DATA PROVIDED ::
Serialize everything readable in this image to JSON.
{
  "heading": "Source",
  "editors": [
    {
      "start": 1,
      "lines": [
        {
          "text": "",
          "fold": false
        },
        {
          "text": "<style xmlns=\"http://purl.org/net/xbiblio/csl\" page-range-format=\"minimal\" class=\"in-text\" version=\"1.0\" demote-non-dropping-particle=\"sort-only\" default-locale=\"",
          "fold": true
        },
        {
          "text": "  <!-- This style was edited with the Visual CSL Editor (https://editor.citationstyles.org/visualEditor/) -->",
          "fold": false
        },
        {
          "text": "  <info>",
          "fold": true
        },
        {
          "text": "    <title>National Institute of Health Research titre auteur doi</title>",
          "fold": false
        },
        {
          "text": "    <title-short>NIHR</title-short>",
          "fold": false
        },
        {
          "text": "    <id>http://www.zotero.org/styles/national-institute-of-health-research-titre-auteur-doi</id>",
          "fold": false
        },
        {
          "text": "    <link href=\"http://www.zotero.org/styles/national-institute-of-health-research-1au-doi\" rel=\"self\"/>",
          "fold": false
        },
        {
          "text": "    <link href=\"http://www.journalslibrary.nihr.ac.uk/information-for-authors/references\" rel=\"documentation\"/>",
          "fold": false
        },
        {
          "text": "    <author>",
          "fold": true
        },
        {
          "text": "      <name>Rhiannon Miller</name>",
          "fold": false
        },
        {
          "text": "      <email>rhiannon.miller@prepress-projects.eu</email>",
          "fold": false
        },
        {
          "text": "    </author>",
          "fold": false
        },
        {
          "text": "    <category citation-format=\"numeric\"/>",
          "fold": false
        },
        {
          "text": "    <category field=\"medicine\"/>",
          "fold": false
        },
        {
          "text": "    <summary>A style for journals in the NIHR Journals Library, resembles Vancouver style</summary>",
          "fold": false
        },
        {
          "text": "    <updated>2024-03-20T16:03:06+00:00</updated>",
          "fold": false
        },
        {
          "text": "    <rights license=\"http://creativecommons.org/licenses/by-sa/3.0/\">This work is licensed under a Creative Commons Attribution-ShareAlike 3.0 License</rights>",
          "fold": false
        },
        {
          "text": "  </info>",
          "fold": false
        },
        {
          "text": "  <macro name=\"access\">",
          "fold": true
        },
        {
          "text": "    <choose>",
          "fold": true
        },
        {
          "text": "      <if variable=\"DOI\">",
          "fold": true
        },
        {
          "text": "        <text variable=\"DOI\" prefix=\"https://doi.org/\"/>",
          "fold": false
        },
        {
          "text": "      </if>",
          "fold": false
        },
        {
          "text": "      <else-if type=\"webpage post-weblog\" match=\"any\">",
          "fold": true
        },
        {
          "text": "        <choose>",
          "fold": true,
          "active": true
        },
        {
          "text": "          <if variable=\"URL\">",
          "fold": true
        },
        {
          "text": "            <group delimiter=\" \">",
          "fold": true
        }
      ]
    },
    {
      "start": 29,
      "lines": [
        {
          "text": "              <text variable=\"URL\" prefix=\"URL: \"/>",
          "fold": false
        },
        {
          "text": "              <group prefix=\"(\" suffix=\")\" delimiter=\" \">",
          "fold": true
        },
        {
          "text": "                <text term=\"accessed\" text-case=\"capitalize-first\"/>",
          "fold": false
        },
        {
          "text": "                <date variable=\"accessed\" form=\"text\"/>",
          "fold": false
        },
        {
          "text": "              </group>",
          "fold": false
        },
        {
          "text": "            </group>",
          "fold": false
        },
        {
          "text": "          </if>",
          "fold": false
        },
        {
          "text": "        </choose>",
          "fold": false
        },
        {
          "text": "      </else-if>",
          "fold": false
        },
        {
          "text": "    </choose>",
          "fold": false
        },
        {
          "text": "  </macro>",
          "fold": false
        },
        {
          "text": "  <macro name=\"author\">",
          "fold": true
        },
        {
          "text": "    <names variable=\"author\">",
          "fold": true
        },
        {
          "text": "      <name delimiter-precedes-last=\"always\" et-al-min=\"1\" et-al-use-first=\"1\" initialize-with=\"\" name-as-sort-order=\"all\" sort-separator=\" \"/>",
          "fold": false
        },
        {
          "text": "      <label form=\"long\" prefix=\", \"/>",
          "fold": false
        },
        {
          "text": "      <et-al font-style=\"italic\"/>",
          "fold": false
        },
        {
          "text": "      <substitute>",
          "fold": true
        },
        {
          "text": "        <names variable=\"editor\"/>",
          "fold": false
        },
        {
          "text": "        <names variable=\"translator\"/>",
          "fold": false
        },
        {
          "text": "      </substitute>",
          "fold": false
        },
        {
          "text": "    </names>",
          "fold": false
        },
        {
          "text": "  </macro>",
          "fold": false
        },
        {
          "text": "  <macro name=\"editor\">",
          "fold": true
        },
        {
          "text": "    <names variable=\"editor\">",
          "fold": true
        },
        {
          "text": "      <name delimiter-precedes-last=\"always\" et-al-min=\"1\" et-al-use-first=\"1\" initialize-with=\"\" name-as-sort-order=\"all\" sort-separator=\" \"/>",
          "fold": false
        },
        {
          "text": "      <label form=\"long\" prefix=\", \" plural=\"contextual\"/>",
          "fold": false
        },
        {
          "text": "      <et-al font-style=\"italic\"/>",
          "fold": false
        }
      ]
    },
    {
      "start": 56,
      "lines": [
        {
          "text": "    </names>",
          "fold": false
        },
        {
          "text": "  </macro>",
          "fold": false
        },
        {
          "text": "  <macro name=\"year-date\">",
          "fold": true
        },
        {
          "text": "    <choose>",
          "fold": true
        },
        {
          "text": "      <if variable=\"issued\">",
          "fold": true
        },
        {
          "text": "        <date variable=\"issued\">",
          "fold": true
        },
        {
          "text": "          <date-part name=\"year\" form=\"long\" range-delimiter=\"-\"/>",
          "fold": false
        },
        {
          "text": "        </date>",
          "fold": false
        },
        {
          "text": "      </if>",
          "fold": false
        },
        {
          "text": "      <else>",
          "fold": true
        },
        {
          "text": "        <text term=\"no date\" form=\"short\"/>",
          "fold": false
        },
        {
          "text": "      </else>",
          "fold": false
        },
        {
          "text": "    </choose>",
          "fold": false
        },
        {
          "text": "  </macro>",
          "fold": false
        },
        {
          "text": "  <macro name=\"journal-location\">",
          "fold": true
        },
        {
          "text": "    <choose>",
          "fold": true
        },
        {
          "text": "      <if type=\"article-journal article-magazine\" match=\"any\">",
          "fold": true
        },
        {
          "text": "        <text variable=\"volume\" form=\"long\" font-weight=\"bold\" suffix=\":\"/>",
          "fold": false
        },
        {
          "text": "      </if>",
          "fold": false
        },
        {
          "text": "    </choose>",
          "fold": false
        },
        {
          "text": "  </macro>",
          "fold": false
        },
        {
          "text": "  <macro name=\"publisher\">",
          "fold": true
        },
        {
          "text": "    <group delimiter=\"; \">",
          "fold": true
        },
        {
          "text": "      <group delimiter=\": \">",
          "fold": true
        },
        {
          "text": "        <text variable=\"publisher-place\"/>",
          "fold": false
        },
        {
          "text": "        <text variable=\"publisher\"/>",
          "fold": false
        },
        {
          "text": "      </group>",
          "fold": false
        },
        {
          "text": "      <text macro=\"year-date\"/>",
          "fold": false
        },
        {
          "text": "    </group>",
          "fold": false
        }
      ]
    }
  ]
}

TASK REQUIREMENTS ::
Your task is to transcribe the material exactly.

CORRECT OUTPUT ::
Serialize everything readable in this image to JSON.
{
  "heading": "Source",
  "editors": [
    {
      "start": 1,
      "lines": [
        {
          "text": "",
          "fold": false
        },
        {
          "text": "<style xmlns=\"http://purl.org/net/xbiblio/csl\" page-range-format=\"minimal\" class=\"in-text\" version=\"1.0\" demote-non-dropping-particle=\"sort-only\" default-locale=\"",
          "fold": true
        },
        {
          "text": "  <!-- This style was edited with the Visual CSL Editor (https://editor.citationstyles.org/visualEditor/) -->",
          "fold": false
        },
        {
          "text": "  <info>",
          "fold": true
        },
        {
          "text": "    <title>National Institute of Health Research titre auteur doi</title>",
          "fold": false
        },
        {
          "text": "    <title-short>NIHR</title-short>",
          "fold": false
        },
        {
          "text": "    <id>http://www.zotero.org/styles/national-institute-of-health-research-titre-auteur-doi</id>",
          "fold": false
        },
        {
          "text": "    <link href=\"http://www.zotero.org/styles/national-institute-of-health-research-1au-doi\" rel=\"self\"/>",
          "fold": false
        },
        {
          "text": "    <link href=\"http://www.journalslibrary.nihr.ac.uk/information-for-authors/references\" rel=\"documentation\"/>",
          "fold": false
        },
        {
          "text": "    <author>",
          "fold": true
        },
        {
          "text": "      <name>Rhiannon Miller</name>",
          "fold": false
        },
        {
          "text": "      <email>rhiannon.miller@prepress-projects.eu</email>",
          "fold": false
        },
        {
          "text": "    </author>",
          "fold": false
        },
        {
          "text": "    <category citation-format=\"numeric\"/>",
          "fold": false
        },
        {
          "text": "    <category field=\"medicine\"/>",
          "fold": false
        },
        {
          "text": "    <summary>A style for journals in the NIHR Journals Library, resembles Vancouver style</summary>",
          "fold": false
        },
        {
          "text": "    <updated>2024-03-20T16:03:06+00:00</updated>",
          "fold": false
        },
        {
          "text": "    <rights license=\"http://creativecommons.org/licenses/by-sa/3.0/\">This work is licensed under a Creative Commons Attribution-ShareAlike 3.0 License</rights>",
          "fold": false
        },
        {
          "text": "  </info>",
          "fold": false
        },
        {
          "text": "  <macro name=\"access\">",
          "fold": true
        },
        {
          "text": "    <choose>",
          "fold": true
        },
        {
          "text": "      <if variable=\"DOI\">",
          "fold": true
        },
        {
          "text": "        <text variable=\"DOI\" prefix=\"https://doi.org/\"/>",
          "fold": false
        },
        {
          "text": "      </if>",
          "fold": false
        },
        {
          "text": "      <else-if type=\"webpage post-weblog\" match=\"any\">",
          "fold": true
        },
        {
          "text": "        <choose>",
          "fold": true,
          "active": true
        },
        {
          "text": "          <if variable=\"URL\">",
          "fold": true
        },
        {
          "text": "            <group delimiter=\" \">",
          "fold": true
        }
      ]
    },
    {
      "start": 29,
      "lines": [
        {
          "text": "              <text variable=\"URL\" prefix=\"URL: \"/>",
          "fold": false
        },
        {
          "text": "              <group prefix=\"(\" suffix=\")\" delimiter=\" \">",
          "fold": true
        },
        {
          "text": "                <text term=\"accessed\" text-case=\"capitalize-first\"/>",
          "fold": false
        },
        {
          "text": "                <date variable=\"accessed\" form=\"text\"/>",
          "fold": false
        },
        {
          "text": "              </group>",
          "fold": false
        },
        {
          "text": "            </group>",
          "fold": false
        },
        {
          "text": "          </if>",
          "fold": false
        },
        {
          "text": "        </choose>",
          "fold": false
        },
        {
          "text": "      </else-if>",
          "fold": false
        },
        {
          "text": "    </choose>",
          "fold": false
        },
        {
          "text": "  </macro>",
          "fold": false
        },
        {
          "text": "  <macro name=\"author\">",
          "fold": true
        },
        {
          "text": "    <names variable=\"author\">",
          "fold": true
        },
        {
          "text": "      <name delimiter-precedes-last=\"always\" et-al-min=\"1\" et-al-use-first=\"1\" initialize-with=\"\" name-as-sort-order=\"all\" sort-separator=\" \"/>",
          "fold": false
        },
        {
          "text": "      <label form=\"long\" prefix=\", \"/>",
          "fold": false
        },
        {
          "text": "      <et-al font-style=\"italic\"/>",
          "fold": false
        },
        {
          "text": "      <substitute>",
          "fold": true
        },
        {
          "text": "        <names variable=\"editor\"/>",
          "fold": false
        },
        {
          "text": "        <names variable=\"translator\"/>",
          "fold": false
        },
        {
          "text": "      </substitute>",
          "fold": false
        },
        {
          "text": "    </names>",
          "fold": false
        },
        {
          "text": "  </macro>",
          "fold": false
        },
        {
          "text": "  <macro name=\"editor\">",
          "fold": true
        },
        {
          "text": "    <names variable=\"editor\">",
          "fold": true
        },
        {
          "text": "      <name delimiter-precedes-last=\"always\" et-al-min=\"1\" et-al-use-first=\"1\" initialize-with=\"\" name-as-sort-order=\"all\" sort-separator=\" \"/>",
          "fold": false
        },
        {
          "text": "      <label form=\"long\" prefix=\", \" plural=\"contextual\"/>",
          "fold": false
        },
        {
          "text": "      <et-al font-style=\"italic\"/>",
          "fold": false
        }
      ]
    },
    {
      "start": 56,
      "lines": [
        {
          "text": "    </names>",
          "fold": false
        },
        {
          "text": "  </macro>",
          "fold": false
        },
        {
          "text": "  <macro name=\"year-date\">",
          "fold": true
        },
        {
          "text": "    <choose>",
          "fold": true
        },
        {
          "text": "      <if variable=\"issued\">",
          "fold": true
        },
        {
          "text": "        <date variable=\"issued\">",
          "fold": true
        },
        {
          "text": "          <date-part name=\"year\" form=\"long\" range-delimiter=\"-\"/>",
          "fold": false
        },
        {
          "text": "        </date>",
          "fold": false
        },
        {
          "text": "      </if>",
          "fold": false
        },
        {
          "text": "      <else>",
          "fold": true
        },
        {
          "text": "        <text term=\"no date\" form=\"short\"/>",
          "fold": false
        },
        {
          "text": "      </else>",
          "fold": false
        },
        {
          "text": "    </choose>",
          "fold": false
        },
        {
          "text": "  </macro>",
          "fold": false
        },
        {
          "text": "  <macro name=\"journal-location\">",
          "fold": true
        },
        {
          "text": "    <choose>",
          "fold": true
        },
        {
          "text": "      <if type=\"article-journal article-magazine\" match=\"any\">",
          "fold": true
        },
        {
          "text": "        <text variable=\"volume\" form=\"long\" font-weight=\"bold\" suffix=\":\"/>",
          "fold": false
        },
        {
          "text": "      </if>",
          "fold": false
        },
        {
          "text": "    </choose>",
          "fold": false
        },
        {
          "text": "  </macro>",
          "fold": false
        },
        {
          "text": "  <macro name=\"publisher\">",
          "fold": true
        },
        {
          "text": "    <group delimiter=\"; \">",
          "fold": true
        },
        {
          "text": "      <group delimiter=\": \">",
          "fold": true
        },
        {
          "text": "        <text variable=\"publisher-place\"/>",
          "fold": false
        },
        {
          "text": "        <text variable=\"publisher\"/>",
          "fold": false
        },
        {
          "text": "      </group>",
          "fold": false
        },
        {
          "text": "      <text macro=\"year-date\"/>",
          "fold": false
        },
        {
          "text": "    </group>",
          "fold": false
        }
      ]
    }
  ]
}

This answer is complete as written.